For the copy, please give all of the data again exactly and leave the pictures out.

BEGIN Material for the task

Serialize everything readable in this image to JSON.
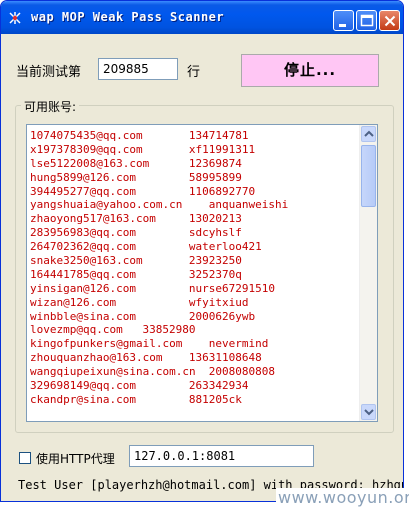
{
  "window": {
    "title": "wap MOP Weak Pass Scanner"
  },
  "controls": {
    "row_label": "当前测试第",
    "row_value": "209885",
    "row_suffix": "行",
    "stop_button": "停止..."
  },
  "accounts": {
    "group_label": "可用账号:",
    "rows": [
      {
        "email": "1074075435@qq.com",
        "password": "134714781"
      },
      {
        "email": "x197378309@qq.com",
        "password": "xf11991311"
      },
      {
        "email": "lse5122008@163.com",
        "password": "12369874"
      },
      {
        "email": "hung5899@126.com",
        "password": "58995899"
      },
      {
        "email": "394495277@qq.com",
        "password": "1106892770"
      },
      {
        "email": "yangshuaia@yahoo.com.cn",
        "password": "anquanweishi"
      },
      {
        "email": "zhaoyong517@163.com",
        "password": "13020213"
      },
      {
        "email": "283956983@qq.com",
        "password": "sdcyhslf"
      },
      {
        "email": "264702362@qq.com",
        "password": "waterloo421"
      },
      {
        "email": "snake3250@163.com",
        "password": "23923250"
      },
      {
        "email": "164441785@qq.com",
        "password": "3252370q"
      },
      {
        "email": "yinsigan@126.com",
        "password": "nurse67291510"
      },
      {
        "email": "wizan@126.com",
        "password": "wfyitxiud"
      },
      {
        "email": "winbble@sina.com",
        "password": "2000626ywb"
      },
      {
        "email": "lovezmp@qq.com",
        "password": "33852980"
      },
      {
        "email": "kingofpunkers@gmail.com",
        "password": "nevermind"
      },
      {
        "email": "zhouquanzhao@163.com",
        "password": "13631108648"
      },
      {
        "email": "wangqiupeixun@sina.com.cn",
        "password": "2008080808"
      },
      {
        "email": "329698149@qq.com",
        "password": "263342934"
      },
      {
        "email": "ckandpr@sina.com",
        "password": "881205ck"
      }
    ]
  },
  "proxy": {
    "checkbox_label": "使用HTTP代理",
    "address": "127.0.0.1:8081"
  },
  "status": {
    "text": "Test User [playerhzh@hotmail.com] with password: hzhgun"
  },
  "watermark": "www.wooyun.org"
}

END Material for the task

### The response
Serialize everything readable in this image to JSON.
{
  "window": {
    "title": "wap MOP Weak Pass Scanner"
  },
  "controls": {
    "row_label": "当前测试第",
    "row_value": "209885",
    "row_suffix": "行",
    "stop_button": "停止..."
  },
  "accounts": {
    "group_label": "可用账号:",
    "rows": [
      {
        "email": "1074075435@qq.com",
        "password": "134714781"
      },
      {
        "email": "x197378309@qq.com",
        "password": "xf11991311"
      },
      {
        "email": "lse5122008@163.com",
        "password": "12369874"
      },
      {
        "email": "hung5899@126.com",
        "password": "58995899"
      },
      {
        "email": "394495277@qq.com",
        "password": "1106892770"
      },
      {
        "email": "yangshuaia@yahoo.com.cn",
        "password": "anquanweishi"
      },
      {
        "email": "zhaoyong517@163.com",
        "password": "13020213"
      },
      {
        "email": "283956983@qq.com",
        "password": "sdcyhslf"
      },
      {
        "email": "264702362@qq.com",
        "password": "waterloo421"
      },
      {
        "email": "snake3250@163.com",
        "password": "23923250"
      },
      {
        "email": "164441785@qq.com",
        "password": "3252370q"
      },
      {
        "email": "yinsigan@126.com",
        "password": "nurse67291510"
      },
      {
        "email": "wizan@126.com",
        "password": "wfyitxiud"
      },
      {
        "email": "winbble@sina.com",
        "password": "2000626ywb"
      },
      {
        "email": "lovezmp@qq.com",
        "password": "33852980"
      },
      {
        "email": "kingofpunkers@gmail.com",
        "password": "nevermind"
      },
      {
        "email": "zhouquanzhao@163.com",
        "password": "13631108648"
      },
      {
        "email": "wangqiupeixun@sina.com.cn",
        "password": "2008080808"
      },
      {
        "email": "329698149@qq.com",
        "password": "263342934"
      },
      {
        "email": "ckandpr@sina.com",
        "password": "881205ck"
      }
    ]
  },
  "proxy": {
    "checkbox_label": "使用HTTP代理",
    "address": "127.0.0.1:8081"
  },
  "status": {
    "text": "Test User [playerhzh@hotmail.com] with password: hzhgun"
  },
  "watermark": "www.wooyun.org"
}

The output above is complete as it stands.